__Tasks to complete__.
**A)** Render this sentence from the Gilmore Artist Award article in Spanish: "The Gilmore Artist Award is awarded every four years to a concert pianist."
**B)** According to the Gilmore Artist Award article, what amount of the prize money is set aside for career development?
**C)** Extend the Gilmore Artist Award article past its final line, the list of previous winners.

### Text segment

= Gilmore Artist Award =

American music award

The Gilmore Artist Award is awarded every four years to a concert pianist. The award was established in 1989 by The Gilmore of Kalamazoo, Michigan.

==Selection criteria==
In contrast with other music awards, nominees are not aware that they are under consideration, but are assessed discreetly over a period of time through live performances and recordings. The prize money is $300,000, of which $50,000 to be spent as the winner desires and $250,000 to be used for career development.

==Previous winners==
- 1991 – David Owen Norris (England)
- 1994 – Ralf Gothóni (Finland)
- 1998 – Leif Ove Andsnes (Norway)
- 2002 – Piotr Anderszewski (Poland)
- 2006 – Ingrid Fliter (Argentina)
- 2010 – Kirill Gerstein (Russia)
- 2014 – Rafał Blechacz (Poland)
- 2018 – Igor Levit (Russia/Germany)
- 2024 – Alexandre Kantorow (France)

######
### Records supplied

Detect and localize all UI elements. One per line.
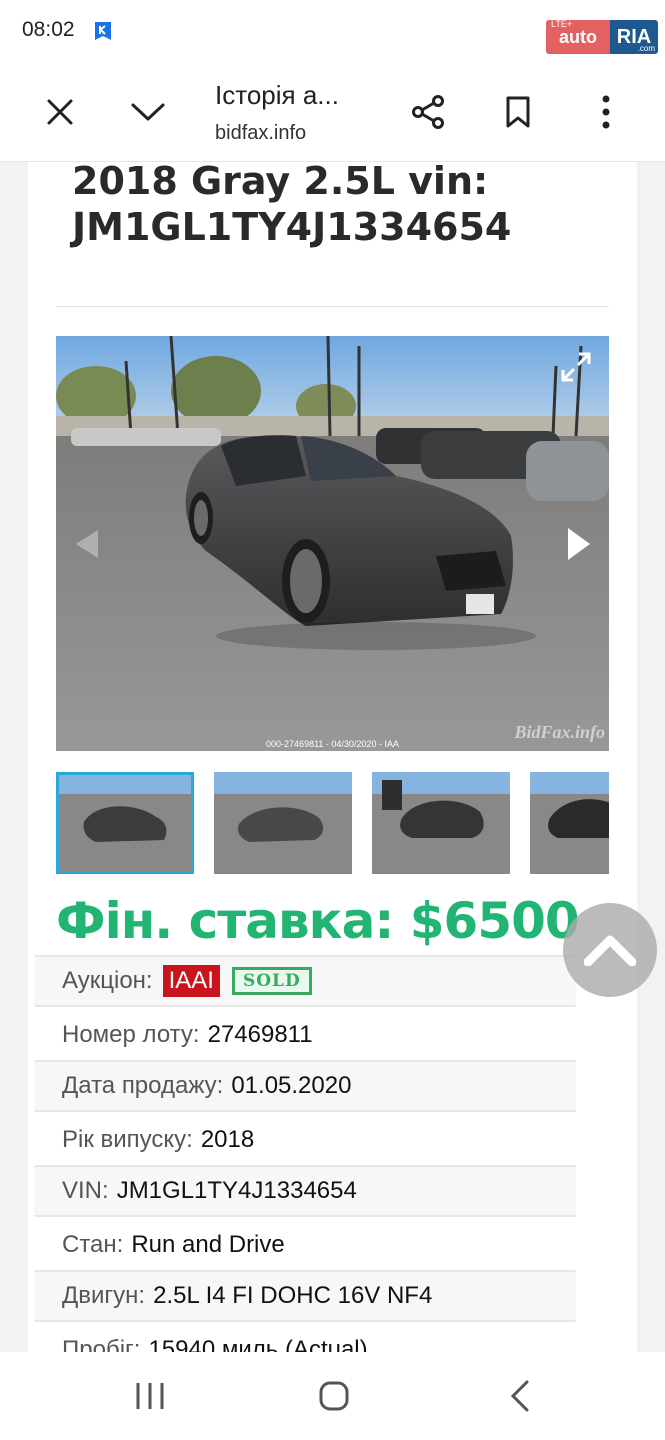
network-indicator: LTE+	[551, 19, 573, 29]
final-bid-price: Фін. ставка: $6500	[56, 892, 580, 950]
sale-date-row: Дата продажу: 01.05.2020	[34, 1060, 576, 1112]
year-row: Рік випуску: 2018	[34, 1114, 576, 1166]
system-nav-bar	[0, 1352, 665, 1440]
iaai-badge: IAAI	[162, 965, 220, 997]
thumbnail-1[interactable]	[56, 772, 194, 874]
status-time: 08:02	[22, 18, 75, 41]
autoria-ria-text: RIA .com	[610, 20, 658, 54]
year-label: Рік випуску:	[62, 1126, 193, 1153]
status-bar: 08:02 auto RIA .com LTE+	[0, 0, 665, 64]
share-icon	[412, 95, 444, 129]
web-page: 2018 Gray 2.5L vin: JM1GL1TY4J1334654 Bi…	[0, 162, 665, 1352]
close-button[interactable]	[32, 84, 88, 140]
thumbnail-3[interactable]	[372, 772, 510, 874]
next-photo-icon[interactable]	[565, 526, 593, 562]
share-button[interactable]	[400, 84, 456, 140]
page-url: bidfax.info	[215, 122, 307, 144]
minimize-button[interactable]	[120, 84, 176, 140]
back-icon	[510, 1380, 529, 1412]
sale-date-value: 01.05.2020	[231, 1072, 352, 1099]
more-vertical-icon	[602, 95, 610, 129]
vin-value: JM1GL1TY4J1334654	[116, 1177, 357, 1204]
mileage-row: Пробіг: 15940 миль (Actual)	[34, 1324, 576, 1352]
bookmark-icon	[506, 96, 530, 128]
home-icon	[319, 1381, 349, 1411]
close-icon	[47, 99, 73, 125]
previous-photo-icon[interactable]	[74, 528, 100, 560]
photo-thumbnails	[56, 772, 609, 874]
vin-row: VIN: JM1GL1TY4J1334654	[34, 1165, 576, 1217]
engine-value: 2.5L I4 FI DOHC 16V NF4	[153, 1282, 433, 1309]
more-options-button[interactable]	[578, 84, 634, 140]
photo-caption: 000-27469811 - 04/30/2020 - IAA	[266, 739, 399, 749]
vin-label: VIN:	[62, 1177, 109, 1204]
thumbnail-4[interactable]	[530, 772, 609, 874]
recent-apps-icon	[136, 1383, 164, 1409]
chevron-down-icon	[131, 103, 165, 121]
car-photo-image	[56, 336, 609, 751]
page-title: Історія а...	[215, 80, 339, 110]
auction-row: Аукціон: IAAI SOLD	[34, 955, 576, 1007]
lot-number-value: 27469811	[207, 1021, 313, 1048]
back-button[interactable]	[490, 1374, 550, 1418]
recent-apps-button[interactable]	[120, 1374, 180, 1418]
mileage-label: Пробіг:	[62, 1336, 141, 1352]
condition-row: Стан: Run and Drive	[34, 1219, 576, 1271]
sale-date-label: Дата продажу:	[62, 1072, 224, 1099]
condition-value: Run and Drive	[131, 1231, 285, 1258]
lot-number-row: Номер лоту: 27469811	[34, 1009, 576, 1061]
year-value: 2018	[200, 1126, 255, 1153]
custom-tab-toolbar: Історія а... bidfax.info	[0, 64, 665, 162]
home-button[interactable]	[304, 1374, 364, 1418]
bookmark-button[interactable]	[490, 84, 546, 140]
main-car-photo[interactable]: BidFax.info 000-27469811 - 04/30/2020 - …	[56, 336, 609, 751]
auction-label: Аукціон:	[62, 967, 153, 994]
sold-badge: SOLD	[231, 967, 312, 995]
mileage-value: 15940 миль (Actual)	[148, 1336, 368, 1352]
scroll-to-top-button[interactable]	[563, 903, 657, 997]
car-title: 2018 Gray 2.5L vin: JM1GL1TY4J1334654	[72, 162, 512, 249]
notification-app-icon	[95, 22, 111, 40]
thumbnail-2[interactable]	[214, 772, 352, 874]
expand-icon[interactable]	[559, 350, 593, 384]
divider	[56, 306, 609, 307]
lot-number-label: Номер лоту:	[62, 1021, 200, 1048]
chevron-up-icon	[584, 935, 636, 966]
condition-label: Стан:	[62, 1231, 124, 1258]
engine-row: Двигун: 2.5L I4 FI DOHC 16V NF4	[34, 1270, 576, 1322]
engine-label: Двигун:	[62, 1282, 146, 1309]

######

__Task-by-task results__.
**A)** El Gilmore Artist Award se concede cada cuatro años a un pianista de concierto.

**B)** $250,000

**C)**
==Gilmore Young Artist Award==
Every two years, the Gilmore Young Artist Award is presented to promising pianists below age 23. An anonymous selection committee receives and evaluates nominations by music professionals from around the world. As with the Gilmore Artist Award, the nominees are not aware that they are being considered. Awardees receive a $15,000 stipend and another $10,000 to commission an original piano composition that they will have the exclusive right to perform for one year.

The award was first granted in 1991. 38 pianists have received a Gilmore Young Artists Award.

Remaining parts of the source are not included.